::: Records provided
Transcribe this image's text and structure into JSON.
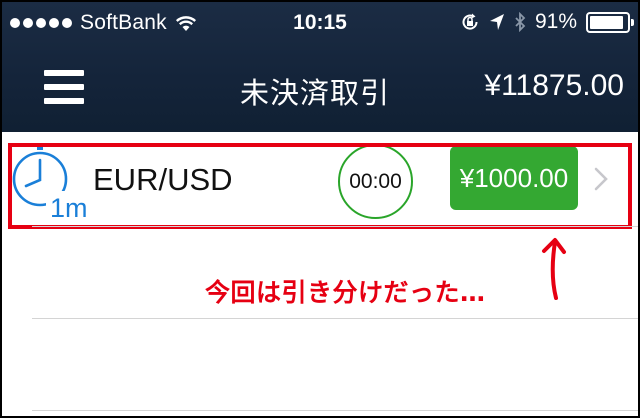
{
  "status_bar": {
    "carrier": "SoftBank",
    "time": "10:15",
    "battery_percent": "91%",
    "battery_level": 0.91,
    "signal_dots": 5,
    "icons": [
      "wifi-icon",
      "orientation-lock-icon",
      "location-arrow-icon",
      "bluetooth-icon",
      "battery-icon"
    ]
  },
  "navbar": {
    "title": "未決済取引",
    "balance": "¥11875.00",
    "menu_icon": "hamburger-menu-icon"
  },
  "trade_row": {
    "icon": "clock-1m-icon",
    "icon_label": "1m",
    "pair": "EUR/USD",
    "timer": "00:00",
    "payout": "¥1000.00",
    "chevron_icon": "chevron-right-icon"
  },
  "annotation": {
    "text": "今回は引き分けだった…",
    "arrow_icon": "hand-drawn-up-arrow",
    "color": "#e60012"
  },
  "colors": {
    "header_bg": "#14243a",
    "payout_green": "#34a832",
    "timer_ring": "#2aa52a",
    "highlight_red": "#e60012",
    "clock_blue": "#1a7fd8"
  }
}
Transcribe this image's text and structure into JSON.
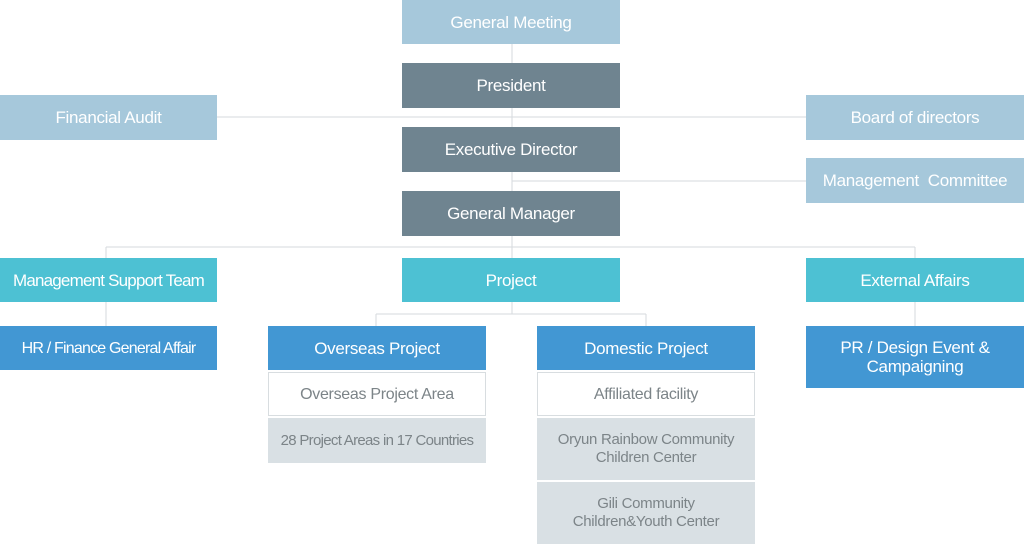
{
  "nodes": {
    "general_meeting": "General Meeting",
    "president": "President",
    "financial_audit": "Financial Audit",
    "board_of_directors": "Board of directors",
    "executive_director": "Executive Director",
    "management_committee": "Management  Committee",
    "general_manager": "General Manager",
    "management_support_team": "Management Support Team",
    "project": "Project",
    "external_affairs": "External Affairs",
    "hr_finance": "HR / Finance General Affair",
    "overseas_project": "Overseas Project",
    "domestic_project": "Domestic Project",
    "pr_design_line1": "PR / Design Event &",
    "pr_design_line2": "Campaigning",
    "overseas_area": "Overseas Project Area",
    "overseas_count": "28 Project Areas in 17 Countries",
    "affiliated_facility": "Affiliated facility",
    "oryun_line1": "Oryun Rainbow Community",
    "oryun_line2": "Children Center",
    "gili_line1": "Gili Community",
    "gili_line2": "Children&Youth Center"
  },
  "colors": {
    "light": "#a6c8db",
    "dark": "#6f8490",
    "teal": "#4dc1d3",
    "blue": "#4297d3",
    "grey": "#d9e0e4",
    "line": "#d5dadd"
  }
}
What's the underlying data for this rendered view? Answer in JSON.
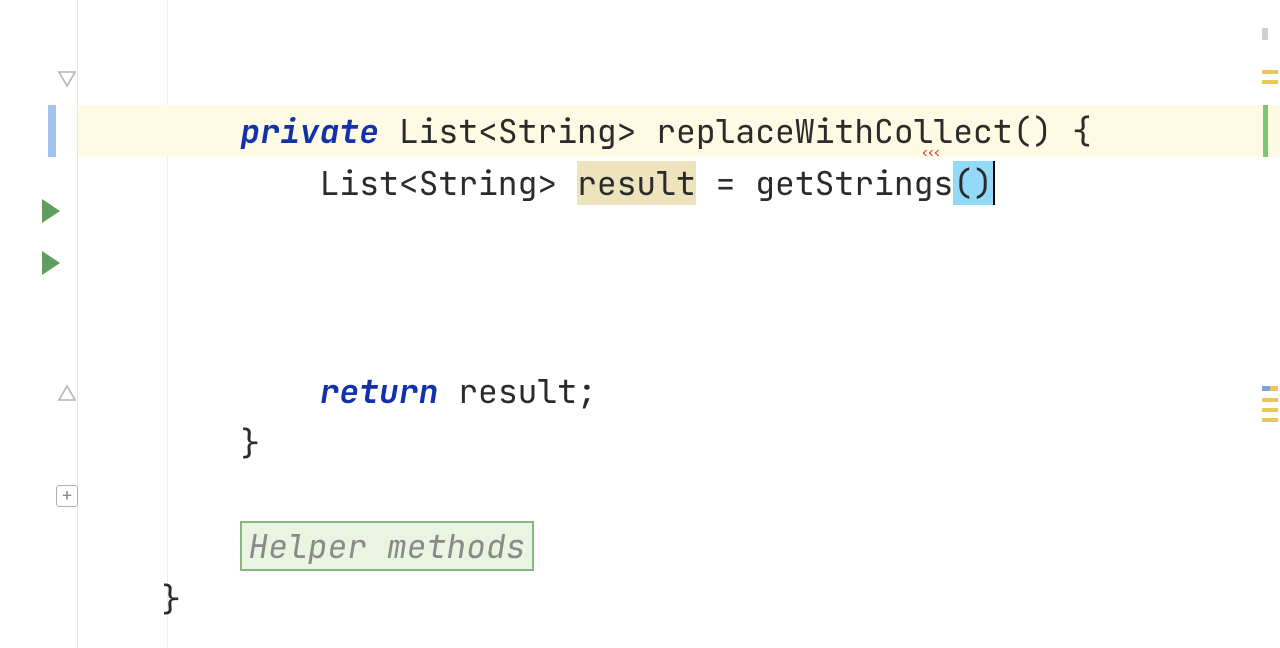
{
  "code": {
    "line1": {
      "indent": "    ",
      "kw": "private",
      "rest": " List<String> replaceWithCollect() {"
    },
    "line2": {
      "indent": "        ",
      "type_part": "List<String> ",
      "result_var": "result",
      "eq": " = ",
      "call": "getStrings",
      "parens": "()"
    },
    "line_return": {
      "indent": "        ",
      "kw": "return",
      "rest": " result;"
    },
    "close_brace_method": {
      "indent": "    ",
      "text": "}"
    },
    "fold_label": "Helper methods",
    "close_brace_class": {
      "indent": "",
      "text": "}"
    }
  },
  "icons": {
    "fold_handle": "fold-collapse-icon",
    "run": "run-icon",
    "expand": "expand-plus-icon"
  }
}
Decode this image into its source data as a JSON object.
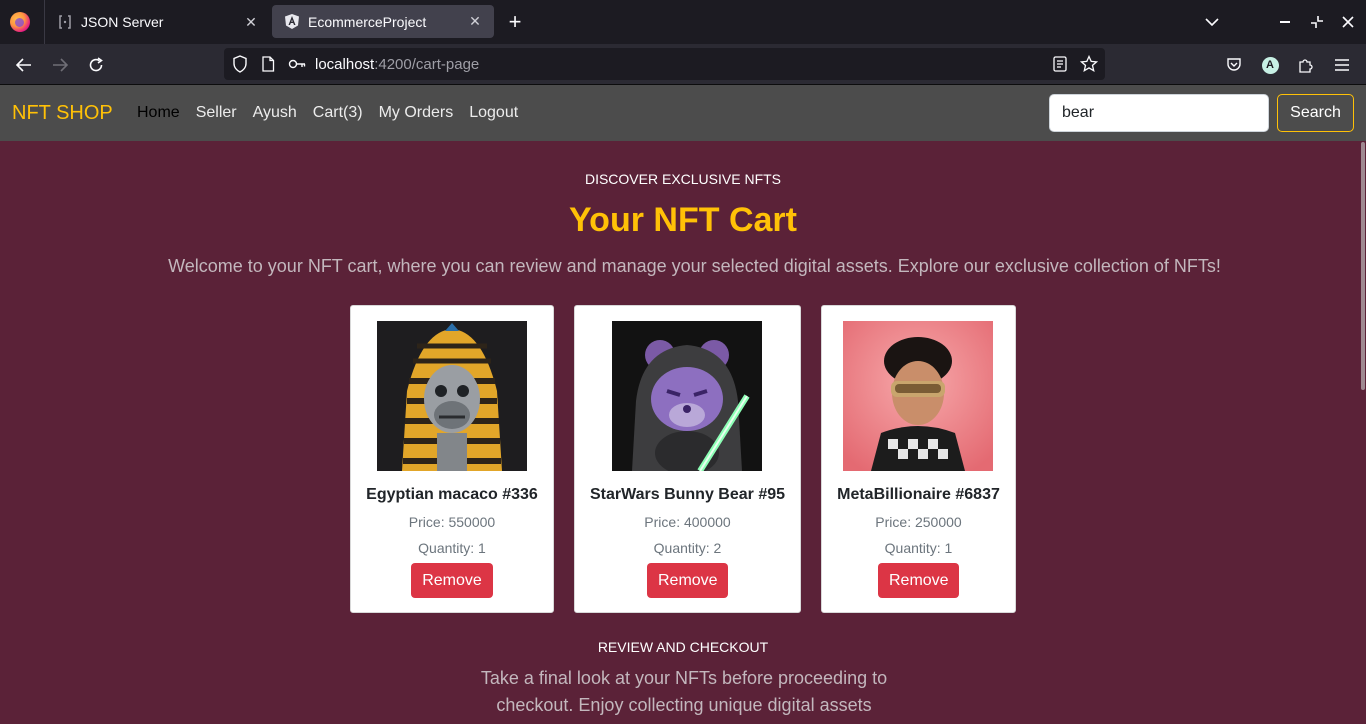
{
  "browser": {
    "tabs": [
      {
        "title": "JSON Server",
        "icon": "json-server-icon"
      },
      {
        "title": "EcommerceProject",
        "icon": "angular-icon"
      }
    ],
    "url_host": "localhost",
    "url_rest": ":4200/cart-page",
    "account_initial": "A"
  },
  "nav": {
    "brand": "NFT SHOP",
    "links": [
      "Home",
      "Seller",
      "Ayush",
      "Cart(3)",
      "My Orders",
      "Logout"
    ],
    "search_value": "bear",
    "search_button": "Search"
  },
  "colors": {
    "accent": "#ffc107",
    "page_bg": "#5b2238",
    "danger": "#dc3545",
    "nav_bg": "#4c4c4c"
  },
  "hero": {
    "eyebrow": "DISCOVER EXCLUSIVE NFTS",
    "title": "Your NFT Cart",
    "lead": "Welcome to your NFT cart, where you can review and manage your selected digital assets. Explore our exclusive collection of NFTs!"
  },
  "cart": [
    {
      "name": "Egyptian macaco #336",
      "price": "Price: 550000",
      "quantity": "Quantity: 1",
      "remove": "Remove"
    },
    {
      "name": "StarWars Bunny Bear #95",
      "price": "Price: 400000",
      "quantity": "Quantity: 2",
      "remove": "Remove"
    },
    {
      "name": "MetaBillionaire #6837",
      "price": "Price: 250000",
      "quantity": "Quantity: 1",
      "remove": "Remove"
    }
  ],
  "footer": {
    "eyebrow": "REVIEW AND CHECKOUT",
    "text": "Take a final look at your NFTs before proceeding to checkout. Enjoy collecting unique digital assets with us!"
  }
}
::::::
• Directions for this task:
Return all of the entries word for word, but omit the pictures.

• Task solution:
Transcribe this image's text and structure into JSON.
{
  "status_bar": {
    "carrier": "SoftBank",
    "time": "10:15",
    "battery_percent": "91%",
    "battery_level": 0.91,
    "signal_dots": 5,
    "icons": [
      "wifi-icon",
      "orientation-lock-icon",
      "location-arrow-icon",
      "bluetooth-icon",
      "battery-icon"
    ]
  },
  "navbar": {
    "title": "未決済取引",
    "balance": "¥11875.00",
    "menu_icon": "hamburger-menu-icon"
  },
  "trade_row": {
    "icon": "clock-1m-icon",
    "icon_label": "1m",
    "pair": "EUR/USD",
    "timer": "00:00",
    "payout": "¥1000.00",
    "chevron_icon": "chevron-right-icon"
  },
  "annotation": {
    "text": "今回は引き分けだった…",
    "arrow_icon": "hand-drawn-up-arrow",
    "color": "#e60012"
  },
  "colors": {
    "header_bg": "#14243a",
    "payout_green": "#34a832",
    "timer_ring": "#2aa52a",
    "highlight_red": "#e60012",
    "clock_blue": "#1a7fd8"
  }
}
Transcribe this image's text and structure into JSON.
{
  "nodes": {
    "general_meeting": "General Meeting",
    "president": "President",
    "financial_audit": "Financial Audit",
    "board_of_directors": "Board of directors",
    "executive_director": "Executive Director",
    "management_committee": "Management  Committee",
    "general_manager": "General Manager",
    "management_support_team": "Management Support Team",
    "project": "Project",
    "external_affairs": "External Affairs",
    "hr_finance": "HR / Finance General Affair",
    "overseas_project": "Overseas Project",
    "domestic_project": "Domestic Project",
    "pr_design_line1": "PR / Design Event &",
    "pr_design_line2": "Campaigning",
    "overseas_area": "Overseas Project Area",
    "overseas_count": "28 Project Areas in 17 Countries",
    "affiliated_facility": "Affiliated facility",
    "oryun_line1": "Oryun Rainbow Community",
    "oryun_line2": "Children Center",
    "gili_line1": "Gili Community",
    "gili_line2": "Children&Youth Center"
  },
  "colors": {
    "light": "#a6c8db",
    "dark": "#6f8490",
    "teal": "#4dc1d3",
    "blue": "#4297d3",
    "grey": "#d9e0e4",
    "line": "#d5dadd"
  }
}
What's the underlying data for this rendered view? Answer in JSON.
{
  "code": {
    "line1": {
      "indent": "    ",
      "kw": "private",
      "rest": " List<String> replaceWithCollect() {"
    },
    "line2": {
      "indent": "        ",
      "type_part": "List<String> ",
      "result_var": "result",
      "eq": " = ",
      "call": "getStrings",
      "parens": "()"
    },
    "line_return": {
      "indent": "        ",
      "kw": "return",
      "rest": " result;"
    },
    "close_brace_method": {
      "indent": "    ",
      "text": "}"
    },
    "fold_label": "Helper methods",
    "close_brace_class": {
      "indent": "",
      "text": "}"
    }
  },
  "icons": {
    "fold_handle": "fold-collapse-icon",
    "run": "run-icon",
    "expand": "expand-plus-icon"
  }
}
Decode this image into its source data as a JSON object.
{
  "browser": {
    "tabs": [
      {
        "title": "JSON Server",
        "icon": "json-server-icon"
      },
      {
        "title": "EcommerceProject",
        "icon": "angular-icon"
      }
    ],
    "url_host": "localhost",
    "url_rest": ":4200/cart-page",
    "account_initial": "A"
  },
  "nav": {
    "brand": "NFT SHOP",
    "links": [
      "Home",
      "Seller",
      "Ayush",
      "Cart(3)",
      "My Orders",
      "Logout"
    ],
    "search_value": "bear",
    "search_button": "Search"
  },
  "colors": {
    "accent": "#ffc107",
    "page_bg": "#5b2238",
    "danger": "#dc3545",
    "nav_bg": "#4c4c4c"
  },
  "hero": {
    "eyebrow": "DISCOVER EXCLUSIVE NFTS",
    "title": "Your NFT Cart",
    "lead": "Welcome to your NFT cart, where you can review and manage your selected digital assets. Explore our exclusive collection of NFTs!"
  },
  "cart": [
    {
      "name": "Egyptian macaco #336",
      "price": "Price: 550000",
      "quantity": "Quantity: 1",
      "remove": "Remove"
    },
    {
      "name": "StarWars Bunny Bear #95",
      "price": "Price: 400000",
      "quantity": "Quantity: 2",
      "remove": "Remove"
    },
    {
      "name": "MetaBillionaire #6837",
      "price": "Price: 250000",
      "quantity": "Quantity: 1",
      "remove": "Remove"
    }
  ],
  "footer": {
    "eyebrow": "REVIEW AND CHECKOUT",
    "text": "Take a final look at your NFTs before proceeding to checkout. Enjoy collecting unique digital assets with us!"
  }
}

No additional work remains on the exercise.